== TEXT PASSAGE ==
Interview Q&A: Encoder, Decoder, and Architecture Variants
Common interview questions on encoder vs decoder blocks, encoder-only vs decoder-only vs encoder-decoder models, and when to choose each architecture.
Q: What's the difference between an encoder and decoder block?
| Property | Encoder Block | Decoder Block | |----------|--------------|---------------| | Self-attention | Bidirectional (no mask) | Causal (left-only mask) | | Cross-attention | No | Yes (Q from decoder, K/V from encoder) | | Sub-layers | 2 | 3 | | Context | Full sequence | Past tokens only |
The decoder's causal mask and cross-attention layer are what distinguish it from the encoder.
Q: Why can't BERT generate text?
BERT is encoder-only with bidirectional attention. To generate token at position i, a model needs to predict i without having seen position i. BERT's architecture gives position i access to all other positions — including position i+1, i+2, etc. It has no mechanism to generate tokens autoregressively.
Also, BERT is pretrained with MLM (predict masked tokens from context), not with next-token prediction. Its output at each position is a probability distribution over the full vocabulary conditioned on all context — not the left context only.
Q: Why can't GPT do bidirectional understanding as well as BERT?
GPT's causal mask prevents position i from seeing positions i+1, i+2, ... This means GPT never builds representations using right context. Tasks like NER (tagging a token based on full sentence context) or sentence similarity (comparing two full representations) benefit from bidirectional context that GPT structurally lacks.
In practice, GPT-scale models (GPT-3+) partially overcome this through in-context learning — the model has seen enough data that it can infer context from patterns — but architecturally, BERT-style bidirectionality is the better fit for classification/NER.
Q: When would you choose encoder-only vs decoder-only vs encoder-decoder?
Encoder-only (BERT, RoBERTa, ClinicalBERT):
✓ Text classification (sentiment, ICD coding)
✓ Named entity recognition
✓ Extractive QA (find span in passage)
✓ Sentence similarity and embedding generation
✗ Text generation
Decoder-only (GPT, LLaMA, Mistral):
✓ Text generation, chat, code completion
✓ In-context learning (few-shot)
✓ Summarisation and translation (at large scale)

== PARTS OF THE EXERCISE ==
**A)** According to the encoder/decoder interview Q&A, how many sub-layers does a decoder block have?
**B)** Rewrite the part of the encoder/decoder interview Q&A that opens with the words containing "Q: When would" and closes with "span in passage)", changing "Extractive QA" to "Span-based QA".
**C)** Go on with the encoder/decoder interview Q&A from its last line.
The listing below comes from a separate source.

== MATERIAL SUPPLIED ==
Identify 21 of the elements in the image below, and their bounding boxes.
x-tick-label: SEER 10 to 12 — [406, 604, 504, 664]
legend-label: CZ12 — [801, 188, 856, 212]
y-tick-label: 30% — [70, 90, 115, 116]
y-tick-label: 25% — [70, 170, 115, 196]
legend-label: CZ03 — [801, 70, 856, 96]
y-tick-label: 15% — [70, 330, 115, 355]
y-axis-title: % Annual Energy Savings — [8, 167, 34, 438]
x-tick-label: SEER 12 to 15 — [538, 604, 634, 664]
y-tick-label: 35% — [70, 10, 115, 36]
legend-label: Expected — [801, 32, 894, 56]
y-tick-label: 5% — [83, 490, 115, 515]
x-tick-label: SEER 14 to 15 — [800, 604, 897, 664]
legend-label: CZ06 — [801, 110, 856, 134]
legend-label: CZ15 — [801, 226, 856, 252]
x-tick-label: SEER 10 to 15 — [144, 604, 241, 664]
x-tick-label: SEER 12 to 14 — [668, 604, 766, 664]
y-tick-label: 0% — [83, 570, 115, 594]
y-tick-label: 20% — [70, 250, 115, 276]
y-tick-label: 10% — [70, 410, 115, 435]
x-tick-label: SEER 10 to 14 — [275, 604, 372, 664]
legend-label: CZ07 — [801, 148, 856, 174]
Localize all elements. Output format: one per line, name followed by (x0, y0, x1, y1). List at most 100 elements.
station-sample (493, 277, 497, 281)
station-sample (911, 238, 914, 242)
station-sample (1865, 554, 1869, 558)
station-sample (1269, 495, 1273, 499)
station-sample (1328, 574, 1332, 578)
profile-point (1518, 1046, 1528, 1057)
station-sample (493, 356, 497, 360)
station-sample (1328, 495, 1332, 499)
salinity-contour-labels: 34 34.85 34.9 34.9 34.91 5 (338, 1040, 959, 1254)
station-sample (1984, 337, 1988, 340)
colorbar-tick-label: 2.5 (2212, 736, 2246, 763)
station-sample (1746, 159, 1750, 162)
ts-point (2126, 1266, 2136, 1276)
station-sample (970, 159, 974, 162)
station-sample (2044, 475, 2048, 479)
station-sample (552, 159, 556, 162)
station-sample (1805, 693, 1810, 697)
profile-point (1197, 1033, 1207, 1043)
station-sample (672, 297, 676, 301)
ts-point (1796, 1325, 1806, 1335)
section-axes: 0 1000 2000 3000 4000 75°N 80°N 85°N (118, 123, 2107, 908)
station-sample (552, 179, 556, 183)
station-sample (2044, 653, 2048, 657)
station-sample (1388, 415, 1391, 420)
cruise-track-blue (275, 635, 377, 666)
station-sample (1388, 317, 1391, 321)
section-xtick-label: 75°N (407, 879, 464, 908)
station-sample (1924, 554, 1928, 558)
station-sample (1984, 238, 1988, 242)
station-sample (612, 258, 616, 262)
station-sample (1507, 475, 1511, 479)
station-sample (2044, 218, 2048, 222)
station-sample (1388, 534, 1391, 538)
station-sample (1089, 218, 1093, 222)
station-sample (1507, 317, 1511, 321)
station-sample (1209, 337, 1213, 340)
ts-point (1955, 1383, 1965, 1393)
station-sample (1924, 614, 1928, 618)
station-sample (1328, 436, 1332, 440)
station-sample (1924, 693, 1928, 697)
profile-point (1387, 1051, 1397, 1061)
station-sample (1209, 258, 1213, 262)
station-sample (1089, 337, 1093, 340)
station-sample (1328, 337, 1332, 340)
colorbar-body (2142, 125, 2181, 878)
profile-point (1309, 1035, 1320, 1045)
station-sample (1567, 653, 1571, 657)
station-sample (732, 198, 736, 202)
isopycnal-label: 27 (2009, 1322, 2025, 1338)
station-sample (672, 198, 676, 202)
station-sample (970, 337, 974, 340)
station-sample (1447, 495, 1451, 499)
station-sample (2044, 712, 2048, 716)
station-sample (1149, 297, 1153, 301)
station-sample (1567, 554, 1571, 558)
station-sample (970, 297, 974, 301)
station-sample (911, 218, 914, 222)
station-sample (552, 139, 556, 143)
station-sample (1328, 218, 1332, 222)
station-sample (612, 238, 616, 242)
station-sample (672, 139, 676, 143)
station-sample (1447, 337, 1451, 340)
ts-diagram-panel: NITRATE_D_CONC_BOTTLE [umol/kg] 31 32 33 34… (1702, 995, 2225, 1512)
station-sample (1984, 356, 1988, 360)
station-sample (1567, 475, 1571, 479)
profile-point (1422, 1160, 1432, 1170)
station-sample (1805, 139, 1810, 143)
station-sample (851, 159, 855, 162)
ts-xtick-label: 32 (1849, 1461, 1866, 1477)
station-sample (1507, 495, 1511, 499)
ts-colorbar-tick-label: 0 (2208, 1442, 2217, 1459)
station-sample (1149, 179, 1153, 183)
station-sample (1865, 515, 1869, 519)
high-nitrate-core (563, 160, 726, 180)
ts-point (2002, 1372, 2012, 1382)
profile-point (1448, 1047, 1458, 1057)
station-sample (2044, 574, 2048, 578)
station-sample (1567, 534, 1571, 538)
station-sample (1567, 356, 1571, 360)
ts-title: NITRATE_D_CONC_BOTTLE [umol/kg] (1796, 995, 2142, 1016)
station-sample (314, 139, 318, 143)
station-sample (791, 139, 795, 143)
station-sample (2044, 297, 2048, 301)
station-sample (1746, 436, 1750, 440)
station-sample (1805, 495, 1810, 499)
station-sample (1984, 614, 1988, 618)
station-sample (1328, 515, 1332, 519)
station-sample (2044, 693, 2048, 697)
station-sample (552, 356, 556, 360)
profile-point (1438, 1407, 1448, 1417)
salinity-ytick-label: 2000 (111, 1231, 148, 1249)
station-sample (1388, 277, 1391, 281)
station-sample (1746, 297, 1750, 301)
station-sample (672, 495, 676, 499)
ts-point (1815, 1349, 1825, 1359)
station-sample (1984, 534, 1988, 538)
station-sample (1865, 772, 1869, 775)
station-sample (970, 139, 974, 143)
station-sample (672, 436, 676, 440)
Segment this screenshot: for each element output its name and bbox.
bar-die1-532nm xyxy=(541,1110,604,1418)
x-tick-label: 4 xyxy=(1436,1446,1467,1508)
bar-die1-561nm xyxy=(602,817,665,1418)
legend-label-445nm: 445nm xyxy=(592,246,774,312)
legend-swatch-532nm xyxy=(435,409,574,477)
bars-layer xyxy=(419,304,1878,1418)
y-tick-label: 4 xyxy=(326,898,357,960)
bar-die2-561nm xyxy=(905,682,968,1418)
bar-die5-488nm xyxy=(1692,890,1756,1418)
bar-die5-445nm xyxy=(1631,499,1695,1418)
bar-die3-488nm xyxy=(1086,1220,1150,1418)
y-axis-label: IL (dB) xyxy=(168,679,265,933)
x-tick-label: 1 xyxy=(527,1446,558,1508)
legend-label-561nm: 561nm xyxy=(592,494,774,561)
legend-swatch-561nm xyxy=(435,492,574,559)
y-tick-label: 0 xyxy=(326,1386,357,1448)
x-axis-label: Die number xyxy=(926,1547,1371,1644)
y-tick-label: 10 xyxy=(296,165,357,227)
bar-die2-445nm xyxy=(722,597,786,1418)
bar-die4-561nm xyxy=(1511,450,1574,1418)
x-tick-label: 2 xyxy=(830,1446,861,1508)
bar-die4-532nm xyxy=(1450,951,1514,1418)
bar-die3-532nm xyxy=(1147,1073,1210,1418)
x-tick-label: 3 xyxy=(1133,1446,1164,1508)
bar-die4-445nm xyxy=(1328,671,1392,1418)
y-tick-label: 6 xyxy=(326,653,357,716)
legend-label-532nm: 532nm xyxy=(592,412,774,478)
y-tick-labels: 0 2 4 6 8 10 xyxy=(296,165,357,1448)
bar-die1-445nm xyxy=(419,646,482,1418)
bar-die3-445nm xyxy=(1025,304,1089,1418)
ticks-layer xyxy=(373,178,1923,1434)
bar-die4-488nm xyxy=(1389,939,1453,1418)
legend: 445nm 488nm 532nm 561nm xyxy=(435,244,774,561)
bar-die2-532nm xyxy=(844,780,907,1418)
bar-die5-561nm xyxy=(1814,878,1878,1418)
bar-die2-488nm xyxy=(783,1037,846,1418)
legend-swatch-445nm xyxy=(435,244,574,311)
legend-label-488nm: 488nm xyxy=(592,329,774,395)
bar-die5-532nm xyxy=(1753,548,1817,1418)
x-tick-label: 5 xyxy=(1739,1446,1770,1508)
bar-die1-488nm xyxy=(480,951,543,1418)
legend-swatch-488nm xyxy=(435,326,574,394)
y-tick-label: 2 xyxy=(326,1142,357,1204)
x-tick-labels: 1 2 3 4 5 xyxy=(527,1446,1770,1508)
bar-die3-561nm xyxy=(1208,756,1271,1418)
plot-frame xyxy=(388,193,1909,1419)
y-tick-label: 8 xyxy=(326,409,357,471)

== EXPECTED RESULTS ==
**A)** Three.

**B)**
Q: When would you choose encoder-only vs decoder-only vs encoder-decoder?
Encoder-only (BERT, RoBERTa, ClinicalBERT):
✓ Text classification (sentiment, ICD coding)
✓ Named entity recognition
✓ Span-based QA (find span in passage)

**C)**
✗ Efficient fine-tuning on small supervised datasets (no bidirectional context)
Encoder-decoder (T5, BART, Flan-T5):
✓ Structured seq2seq (translation, summarisation)
✓ Efficient fine-tuning on small supervised datasets
✓ Abstractive QA
✗ Open-ended generation at large scaleQ: What is teacher forcing?
During training of a decoder, teacher forcing feeds the ground-truth target tokens as input instead of the model's own predictions:
Generating "The cat sat":
Without teacher forcing:
Step 1: input=[BOS] → predict "The" ✓
Step 2: input=[BOS, The] → predict "dog" ✗ (error propagates)
Step 3: input=[BOS, The, dog] → model is off-track
With teacher forcing (training):
Step 1: input=[BOS] → predict "The" (compare to "The")
Step 2: input=[BOS, The] → predict "cat" (compare to "cat")
Step 3: input=[BOS, The, cat] → predict "sat" (compare to "sat")
Ground truth inputs always used, regardless of model predictionsTeacher forcing makes training stable and fast (no error accumulation) but creates a train/inference mismatch. At inference, the model must use its own (possibly wrong) outputs.
Q: What is exposure bias?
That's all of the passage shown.